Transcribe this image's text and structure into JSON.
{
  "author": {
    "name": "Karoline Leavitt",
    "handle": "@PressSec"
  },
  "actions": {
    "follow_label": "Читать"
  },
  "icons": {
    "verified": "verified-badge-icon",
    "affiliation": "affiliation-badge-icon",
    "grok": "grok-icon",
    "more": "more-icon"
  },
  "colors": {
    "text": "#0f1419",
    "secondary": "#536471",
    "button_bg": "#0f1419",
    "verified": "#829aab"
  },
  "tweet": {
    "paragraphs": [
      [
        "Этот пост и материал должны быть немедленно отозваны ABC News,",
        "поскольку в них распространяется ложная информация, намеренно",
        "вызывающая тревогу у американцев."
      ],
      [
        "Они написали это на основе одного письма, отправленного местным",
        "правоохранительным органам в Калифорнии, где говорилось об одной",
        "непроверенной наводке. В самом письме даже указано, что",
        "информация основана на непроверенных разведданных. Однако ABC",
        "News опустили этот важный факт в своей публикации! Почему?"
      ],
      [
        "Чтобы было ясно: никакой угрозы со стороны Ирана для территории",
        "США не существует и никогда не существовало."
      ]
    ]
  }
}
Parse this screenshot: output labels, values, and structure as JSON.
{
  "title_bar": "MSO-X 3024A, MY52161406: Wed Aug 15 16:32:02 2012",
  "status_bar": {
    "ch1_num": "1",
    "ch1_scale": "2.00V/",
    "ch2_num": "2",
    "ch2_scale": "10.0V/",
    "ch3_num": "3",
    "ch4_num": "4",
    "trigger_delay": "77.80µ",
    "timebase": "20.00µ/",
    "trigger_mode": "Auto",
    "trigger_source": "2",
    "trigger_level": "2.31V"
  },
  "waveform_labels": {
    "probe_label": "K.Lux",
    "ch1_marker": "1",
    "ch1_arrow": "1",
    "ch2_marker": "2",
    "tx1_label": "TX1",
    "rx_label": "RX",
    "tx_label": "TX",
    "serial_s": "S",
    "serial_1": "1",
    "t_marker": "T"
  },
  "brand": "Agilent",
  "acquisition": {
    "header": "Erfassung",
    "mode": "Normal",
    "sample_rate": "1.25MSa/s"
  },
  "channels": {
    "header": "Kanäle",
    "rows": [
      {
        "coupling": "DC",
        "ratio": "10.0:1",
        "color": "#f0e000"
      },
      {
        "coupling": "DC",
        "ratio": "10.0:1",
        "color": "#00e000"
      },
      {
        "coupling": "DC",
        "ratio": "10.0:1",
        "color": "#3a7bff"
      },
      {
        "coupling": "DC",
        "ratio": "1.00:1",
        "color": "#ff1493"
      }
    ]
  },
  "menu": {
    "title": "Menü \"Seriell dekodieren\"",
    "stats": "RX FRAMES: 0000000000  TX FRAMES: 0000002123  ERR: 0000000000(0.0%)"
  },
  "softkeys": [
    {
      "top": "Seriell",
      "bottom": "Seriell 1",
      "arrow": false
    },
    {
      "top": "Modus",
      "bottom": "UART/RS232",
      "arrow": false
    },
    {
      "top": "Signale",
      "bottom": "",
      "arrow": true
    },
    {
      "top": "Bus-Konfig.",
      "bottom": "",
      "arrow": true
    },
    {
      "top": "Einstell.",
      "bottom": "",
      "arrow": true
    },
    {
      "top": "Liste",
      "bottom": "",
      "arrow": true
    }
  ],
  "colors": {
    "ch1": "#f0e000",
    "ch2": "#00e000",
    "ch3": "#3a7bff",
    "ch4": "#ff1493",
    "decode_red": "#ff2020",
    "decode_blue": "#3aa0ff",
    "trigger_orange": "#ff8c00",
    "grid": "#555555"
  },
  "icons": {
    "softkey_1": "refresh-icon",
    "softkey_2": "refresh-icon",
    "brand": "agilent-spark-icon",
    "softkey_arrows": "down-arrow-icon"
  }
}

* Task *
Print every record exactly as it was given.

* Exercise solution *
Transcribe this image's text and structure into JSON.
{
  "author": {
    "name": "Karoline Leavitt",
    "handle": "@PressSec"
  },
  "actions": {
    "follow_label": "Читать"
  },
  "icons": {
    "verified": "verified-badge-icon",
    "affiliation": "affiliation-badge-icon",
    "grok": "grok-icon",
    "more": "more-icon"
  },
  "colors": {
    "text": "#0f1419",
    "secondary": "#536471",
    "button_bg": "#0f1419",
    "verified": "#829aab"
  },
  "tweet": {
    "paragraphs": [
      [
        "Этот пост и материал должны быть немедленно отозваны ABC News,",
        "поскольку в них распространяется ложная информация, намеренно",
        "вызывающая тревогу у американцев."
      ],
      [
        "Они написали это на основе одного письма, отправленного местным",
        "правоохранительным органам в Калифорнии, где говорилось об одной",
        "непроверенной наводке. В самом письме даже указано, что",
        "информация основана на непроверенных разведданных. Однако ABC",
        "News опустили этот важный факт в своей публикации! Почему?"
      ],
      [
        "Чтобы было ясно: никакой угрозы со стороны Ирана для территории",
        "США не существует и никогда не существовало."
      ]
    ]
  }
}
Parse this screenshot: output labels, values, and structure as JSON.
{
  "title_bar": "MSO-X 3024A, MY52161406: Wed Aug 15 16:32:02 2012",
  "status_bar": {
    "ch1_num": "1",
    "ch1_scale": "2.00V/",
    "ch2_num": "2",
    "ch2_scale": "10.0V/",
    "ch3_num": "3",
    "ch4_num": "4",
    "trigger_delay": "77.80µ",
    "timebase": "20.00µ/",
    "trigger_mode": "Auto",
    "trigger_source": "2",
    "trigger_level": "2.31V"
  },
  "waveform_labels": {
    "probe_label": "K.Lux",
    "ch1_marker": "1",
    "ch1_arrow": "1",
    "ch2_marker": "2",
    "tx1_label": "TX1",
    "rx_label": "RX",
    "tx_label": "TX",
    "serial_s": "S",
    "serial_1": "1",
    "t_marker": "T"
  },
  "brand": "Agilent",
  "acquisition": {
    "header": "Erfassung",
    "mode": "Normal",
    "sample_rate": "1.25MSa/s"
  },
  "channels": {
    "header": "Kanäle",
    "rows": [
      {
        "coupling": "DC",
        "ratio": "10.0:1",
        "color": "#f0e000"
      },
      {
        "coupling": "DC",
        "ratio": "10.0:1",
        "color": "#00e000"
      },
      {
        "coupling": "DC",
        "ratio": "10.0:1",
        "color": "#3a7bff"
      },
      {
        "coupling": "DC",
        "ratio": "1.00:1",
        "color": "#ff1493"
      }
    ]
  },
  "menu": {
    "title": "Menü \"Seriell dekodieren\"",
    "stats": "RX FRAMES: 0000000000  TX FRAMES: 0000002123  ERR: 0000000000(0.0%)"
  },
  "softkeys": [
    {
      "top": "Seriell",
      "bottom": "Seriell 1",
      "arrow": false
    },
    {
      "top": "Modus",
      "bottom": "UART/RS232",
      "arrow": false
    },
    {
      "top": "Signale",
      "bottom": "",
      "arrow": true
    },
    {
      "top": "Bus-Konfig.",
      "bottom": "",
      "arrow": true
    },
    {
      "top": "Einstell.",
      "bottom": "",
      "arrow": true
    },
    {
      "top": "Liste",
      "bottom": "",
      "arrow": true
    }
  ],
  "colors": {
    "ch1": "#f0e000",
    "ch2": "#00e000",
    "ch3": "#3a7bff",
    "ch4": "#ff1493",
    "decode_red": "#ff2020",
    "decode_blue": "#3aa0ff",
    "trigger_orange": "#ff8c00",
    "grid": "#555555"
  },
  "icons": {
    "softkey_1": "refresh-icon",
    "softkey_2": "refresh-icon",
    "brand": "agilent-spark-icon",
    "softkey_arrows": "down-arrow-icon"
  }
}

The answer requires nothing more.